_What you are asked to do_
Leave the pictures out and copy exactly the lines from the line containing "Serialize everything readable" to the line containing "Transcribe this image's", both lines included.

#### Source records

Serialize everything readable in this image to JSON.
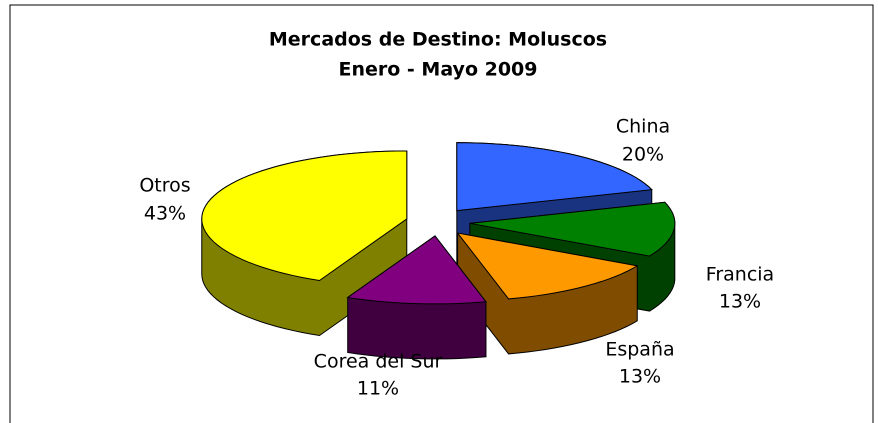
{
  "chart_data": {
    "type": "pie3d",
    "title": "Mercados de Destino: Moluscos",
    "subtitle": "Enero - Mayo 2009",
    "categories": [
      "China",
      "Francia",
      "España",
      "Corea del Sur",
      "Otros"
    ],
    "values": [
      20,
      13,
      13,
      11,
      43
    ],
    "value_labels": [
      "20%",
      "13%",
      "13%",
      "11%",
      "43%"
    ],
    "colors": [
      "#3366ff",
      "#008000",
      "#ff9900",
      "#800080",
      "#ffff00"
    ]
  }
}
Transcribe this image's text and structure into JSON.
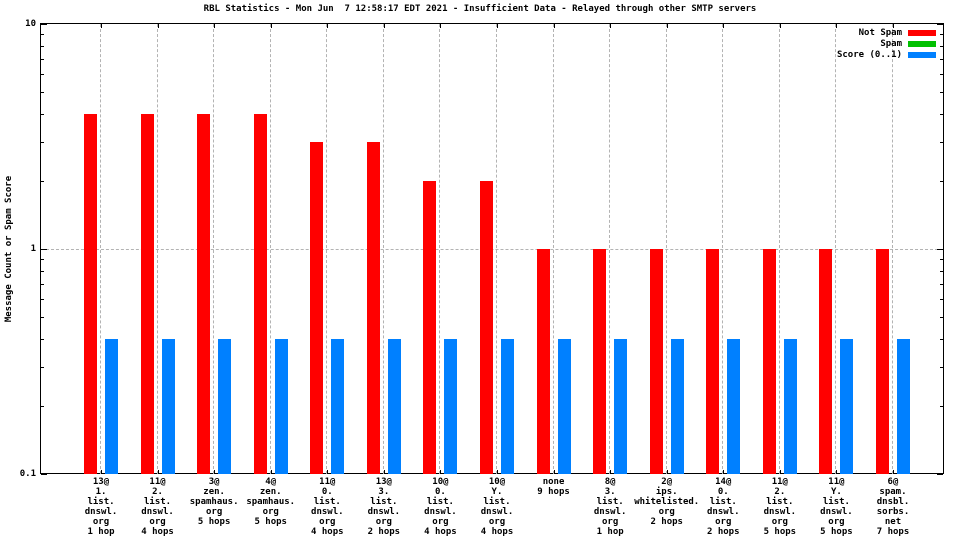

########
#### Source records

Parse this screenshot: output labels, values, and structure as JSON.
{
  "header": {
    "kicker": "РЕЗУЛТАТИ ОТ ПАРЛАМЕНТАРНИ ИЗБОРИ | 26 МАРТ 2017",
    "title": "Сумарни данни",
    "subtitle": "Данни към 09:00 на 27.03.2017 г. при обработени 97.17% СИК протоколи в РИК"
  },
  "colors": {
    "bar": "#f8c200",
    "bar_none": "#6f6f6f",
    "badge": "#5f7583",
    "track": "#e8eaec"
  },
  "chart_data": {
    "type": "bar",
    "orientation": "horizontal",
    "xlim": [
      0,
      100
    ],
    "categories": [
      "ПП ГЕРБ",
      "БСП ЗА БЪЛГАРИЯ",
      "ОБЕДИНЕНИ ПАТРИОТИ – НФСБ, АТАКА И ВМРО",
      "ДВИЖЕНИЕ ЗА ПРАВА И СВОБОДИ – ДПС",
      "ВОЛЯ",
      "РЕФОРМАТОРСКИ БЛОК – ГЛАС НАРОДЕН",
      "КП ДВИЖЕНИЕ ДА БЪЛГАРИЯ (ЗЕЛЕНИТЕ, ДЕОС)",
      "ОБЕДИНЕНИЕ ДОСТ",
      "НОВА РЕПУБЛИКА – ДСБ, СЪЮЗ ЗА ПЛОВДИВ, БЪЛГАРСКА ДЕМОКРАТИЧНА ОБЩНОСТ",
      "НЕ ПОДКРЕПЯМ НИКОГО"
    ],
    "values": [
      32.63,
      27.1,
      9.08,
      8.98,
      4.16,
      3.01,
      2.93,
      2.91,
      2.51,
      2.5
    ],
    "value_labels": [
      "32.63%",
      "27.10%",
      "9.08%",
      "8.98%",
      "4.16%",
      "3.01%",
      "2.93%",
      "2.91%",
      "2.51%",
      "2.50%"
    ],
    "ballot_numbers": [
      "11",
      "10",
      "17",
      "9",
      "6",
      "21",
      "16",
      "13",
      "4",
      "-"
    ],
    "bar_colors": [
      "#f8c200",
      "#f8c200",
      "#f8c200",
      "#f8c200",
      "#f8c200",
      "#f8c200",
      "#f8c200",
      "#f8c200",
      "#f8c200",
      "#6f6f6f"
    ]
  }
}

########

_The response_
Serialize everything readable in this image to JSON.
{
  "chart_data": {
    "type": "pie3d",
    "title": "Mercados de Destino: Moluscos",
    "subtitle": "Enero - Mayo 2009",
    "categories": [
      "China",
      "Francia",
      "España",
      "Corea del Sur",
      "Otros"
    ],
    "values": [
      20,
      13,
      13,
      11,
      43
    ],
    "value_labels": [
      "20%",
      "13%",
      "13%",
      "11%",
      "43%"
    ],
    "colors": [
      "#3366ff",
      "#008000",
      "#ff9900",
      "#800080",
      "#ffff00"
    ]
  }
}
Transcribe this image's text and structure into JSON.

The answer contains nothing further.